Saved data entries
***
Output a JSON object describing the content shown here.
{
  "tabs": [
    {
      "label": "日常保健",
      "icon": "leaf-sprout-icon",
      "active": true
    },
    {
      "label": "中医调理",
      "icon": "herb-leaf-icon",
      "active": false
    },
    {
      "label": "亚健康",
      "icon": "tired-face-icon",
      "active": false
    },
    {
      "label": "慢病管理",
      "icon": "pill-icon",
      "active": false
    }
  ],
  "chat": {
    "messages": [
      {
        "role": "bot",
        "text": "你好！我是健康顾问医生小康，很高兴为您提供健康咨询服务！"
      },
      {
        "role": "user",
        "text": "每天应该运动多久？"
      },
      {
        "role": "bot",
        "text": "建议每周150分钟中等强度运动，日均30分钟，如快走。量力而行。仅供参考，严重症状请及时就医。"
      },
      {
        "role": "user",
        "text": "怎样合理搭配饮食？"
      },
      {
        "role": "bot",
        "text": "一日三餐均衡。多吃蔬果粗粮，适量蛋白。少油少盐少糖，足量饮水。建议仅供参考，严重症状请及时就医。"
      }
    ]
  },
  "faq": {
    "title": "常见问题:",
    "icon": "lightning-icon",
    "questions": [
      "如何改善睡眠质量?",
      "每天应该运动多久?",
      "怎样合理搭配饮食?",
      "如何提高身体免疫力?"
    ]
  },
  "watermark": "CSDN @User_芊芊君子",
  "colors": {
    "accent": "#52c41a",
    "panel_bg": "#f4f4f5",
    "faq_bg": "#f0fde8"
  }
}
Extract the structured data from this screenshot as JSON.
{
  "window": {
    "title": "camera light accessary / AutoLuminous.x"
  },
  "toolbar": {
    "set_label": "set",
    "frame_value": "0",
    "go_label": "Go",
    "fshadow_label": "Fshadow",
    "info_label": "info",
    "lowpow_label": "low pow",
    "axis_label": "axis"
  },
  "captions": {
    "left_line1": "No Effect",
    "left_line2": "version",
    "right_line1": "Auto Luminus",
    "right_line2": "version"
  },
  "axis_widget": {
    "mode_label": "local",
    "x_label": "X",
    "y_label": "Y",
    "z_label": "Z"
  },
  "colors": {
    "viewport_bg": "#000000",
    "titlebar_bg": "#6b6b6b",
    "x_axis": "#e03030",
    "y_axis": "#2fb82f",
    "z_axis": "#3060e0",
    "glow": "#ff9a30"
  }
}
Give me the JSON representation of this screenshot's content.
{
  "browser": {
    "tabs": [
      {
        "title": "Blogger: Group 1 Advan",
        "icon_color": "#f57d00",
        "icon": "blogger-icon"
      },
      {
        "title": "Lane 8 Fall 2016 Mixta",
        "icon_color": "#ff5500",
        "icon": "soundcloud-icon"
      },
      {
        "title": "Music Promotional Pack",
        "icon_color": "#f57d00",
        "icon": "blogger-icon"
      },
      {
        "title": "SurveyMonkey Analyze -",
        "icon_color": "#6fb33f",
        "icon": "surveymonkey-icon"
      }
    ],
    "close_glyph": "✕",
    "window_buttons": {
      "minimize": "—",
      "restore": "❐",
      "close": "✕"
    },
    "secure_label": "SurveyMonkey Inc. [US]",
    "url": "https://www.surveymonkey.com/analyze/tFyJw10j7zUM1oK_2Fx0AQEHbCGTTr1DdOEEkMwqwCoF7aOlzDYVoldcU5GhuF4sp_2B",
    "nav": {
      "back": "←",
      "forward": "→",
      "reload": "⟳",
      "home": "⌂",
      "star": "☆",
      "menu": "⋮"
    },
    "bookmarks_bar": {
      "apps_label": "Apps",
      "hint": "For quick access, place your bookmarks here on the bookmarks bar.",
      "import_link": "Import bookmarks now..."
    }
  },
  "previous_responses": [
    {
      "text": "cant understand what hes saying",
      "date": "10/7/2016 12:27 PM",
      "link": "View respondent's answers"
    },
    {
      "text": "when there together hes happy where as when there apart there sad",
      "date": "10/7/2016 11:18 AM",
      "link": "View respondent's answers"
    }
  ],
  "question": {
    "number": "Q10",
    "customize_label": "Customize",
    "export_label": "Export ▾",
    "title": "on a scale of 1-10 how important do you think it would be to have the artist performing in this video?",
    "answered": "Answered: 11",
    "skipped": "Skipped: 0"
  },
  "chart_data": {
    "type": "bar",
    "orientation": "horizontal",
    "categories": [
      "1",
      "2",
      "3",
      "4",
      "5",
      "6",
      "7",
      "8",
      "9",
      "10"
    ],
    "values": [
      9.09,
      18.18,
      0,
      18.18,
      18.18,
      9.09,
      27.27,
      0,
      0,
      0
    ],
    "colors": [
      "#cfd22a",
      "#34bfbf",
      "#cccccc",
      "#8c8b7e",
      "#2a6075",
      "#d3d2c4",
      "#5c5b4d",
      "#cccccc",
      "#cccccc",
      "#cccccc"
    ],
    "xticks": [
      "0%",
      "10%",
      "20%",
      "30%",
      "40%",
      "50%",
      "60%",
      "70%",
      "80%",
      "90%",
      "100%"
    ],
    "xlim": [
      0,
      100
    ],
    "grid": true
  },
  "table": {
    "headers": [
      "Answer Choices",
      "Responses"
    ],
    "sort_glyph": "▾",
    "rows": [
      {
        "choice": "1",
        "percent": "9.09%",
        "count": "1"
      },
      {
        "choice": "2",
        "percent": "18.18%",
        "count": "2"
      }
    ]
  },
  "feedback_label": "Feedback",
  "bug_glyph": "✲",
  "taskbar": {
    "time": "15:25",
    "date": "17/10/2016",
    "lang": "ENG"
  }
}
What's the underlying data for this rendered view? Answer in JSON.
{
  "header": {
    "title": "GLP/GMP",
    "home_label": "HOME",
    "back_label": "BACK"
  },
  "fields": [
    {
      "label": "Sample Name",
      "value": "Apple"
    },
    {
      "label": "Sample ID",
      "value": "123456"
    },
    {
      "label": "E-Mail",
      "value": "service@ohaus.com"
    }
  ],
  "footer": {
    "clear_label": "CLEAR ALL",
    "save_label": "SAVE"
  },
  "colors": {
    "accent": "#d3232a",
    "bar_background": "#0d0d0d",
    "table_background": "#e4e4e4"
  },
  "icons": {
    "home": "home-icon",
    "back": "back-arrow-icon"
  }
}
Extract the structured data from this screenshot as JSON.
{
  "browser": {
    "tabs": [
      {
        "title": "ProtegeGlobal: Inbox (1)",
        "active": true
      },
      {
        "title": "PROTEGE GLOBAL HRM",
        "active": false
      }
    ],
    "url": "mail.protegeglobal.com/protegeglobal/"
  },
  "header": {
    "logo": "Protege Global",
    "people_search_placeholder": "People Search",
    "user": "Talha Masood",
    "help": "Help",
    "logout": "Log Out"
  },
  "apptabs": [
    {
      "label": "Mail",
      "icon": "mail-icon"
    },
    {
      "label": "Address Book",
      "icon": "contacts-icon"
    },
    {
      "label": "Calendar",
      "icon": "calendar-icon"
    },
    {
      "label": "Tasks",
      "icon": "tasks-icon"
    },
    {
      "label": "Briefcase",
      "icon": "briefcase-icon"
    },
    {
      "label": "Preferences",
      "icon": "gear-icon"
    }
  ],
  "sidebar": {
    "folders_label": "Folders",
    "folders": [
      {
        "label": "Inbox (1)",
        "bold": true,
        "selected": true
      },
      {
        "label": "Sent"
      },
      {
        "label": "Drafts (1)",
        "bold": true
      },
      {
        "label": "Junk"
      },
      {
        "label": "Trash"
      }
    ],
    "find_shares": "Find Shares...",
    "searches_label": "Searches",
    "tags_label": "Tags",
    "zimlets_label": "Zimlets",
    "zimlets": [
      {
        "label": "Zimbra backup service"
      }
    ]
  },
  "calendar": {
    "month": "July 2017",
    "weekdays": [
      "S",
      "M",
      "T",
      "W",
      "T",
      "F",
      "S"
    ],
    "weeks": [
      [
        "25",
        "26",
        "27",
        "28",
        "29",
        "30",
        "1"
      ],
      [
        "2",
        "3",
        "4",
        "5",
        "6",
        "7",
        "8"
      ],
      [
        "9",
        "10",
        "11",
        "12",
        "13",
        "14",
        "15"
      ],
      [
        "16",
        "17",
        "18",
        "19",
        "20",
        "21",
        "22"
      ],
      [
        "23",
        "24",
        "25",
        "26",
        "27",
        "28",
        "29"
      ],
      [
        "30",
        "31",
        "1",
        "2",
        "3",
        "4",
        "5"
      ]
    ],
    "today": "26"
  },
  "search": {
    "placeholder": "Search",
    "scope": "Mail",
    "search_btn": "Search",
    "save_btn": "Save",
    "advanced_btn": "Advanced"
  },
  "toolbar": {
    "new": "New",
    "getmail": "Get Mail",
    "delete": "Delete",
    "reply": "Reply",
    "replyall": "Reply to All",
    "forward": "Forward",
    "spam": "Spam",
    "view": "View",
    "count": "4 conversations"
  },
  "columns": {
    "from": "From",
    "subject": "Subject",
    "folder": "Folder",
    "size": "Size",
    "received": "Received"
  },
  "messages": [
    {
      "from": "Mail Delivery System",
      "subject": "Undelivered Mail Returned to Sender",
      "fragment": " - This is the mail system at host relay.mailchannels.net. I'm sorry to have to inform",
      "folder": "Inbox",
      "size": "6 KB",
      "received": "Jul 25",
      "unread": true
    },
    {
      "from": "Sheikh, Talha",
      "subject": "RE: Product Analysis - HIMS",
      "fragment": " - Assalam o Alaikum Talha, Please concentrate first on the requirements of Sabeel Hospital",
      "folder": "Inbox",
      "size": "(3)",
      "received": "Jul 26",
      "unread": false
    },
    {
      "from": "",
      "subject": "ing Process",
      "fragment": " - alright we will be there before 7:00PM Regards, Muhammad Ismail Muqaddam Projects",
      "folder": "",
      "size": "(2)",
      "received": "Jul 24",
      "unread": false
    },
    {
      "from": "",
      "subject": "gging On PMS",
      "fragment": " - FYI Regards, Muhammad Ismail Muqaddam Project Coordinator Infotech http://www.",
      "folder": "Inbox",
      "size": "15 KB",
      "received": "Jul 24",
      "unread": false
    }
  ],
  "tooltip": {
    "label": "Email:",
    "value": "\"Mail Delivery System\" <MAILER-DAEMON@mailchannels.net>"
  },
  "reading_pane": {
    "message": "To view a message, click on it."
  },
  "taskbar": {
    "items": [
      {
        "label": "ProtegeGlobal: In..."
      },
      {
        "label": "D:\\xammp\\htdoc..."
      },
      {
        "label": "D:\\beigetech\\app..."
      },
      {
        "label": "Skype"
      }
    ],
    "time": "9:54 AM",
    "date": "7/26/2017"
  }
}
***
## Description of the task
Go through the entries above and pull out each line with "leaf" in it.

## Reply
      "icon": "leaf-sprout-icon",
      "icon": "herb-leaf-icon",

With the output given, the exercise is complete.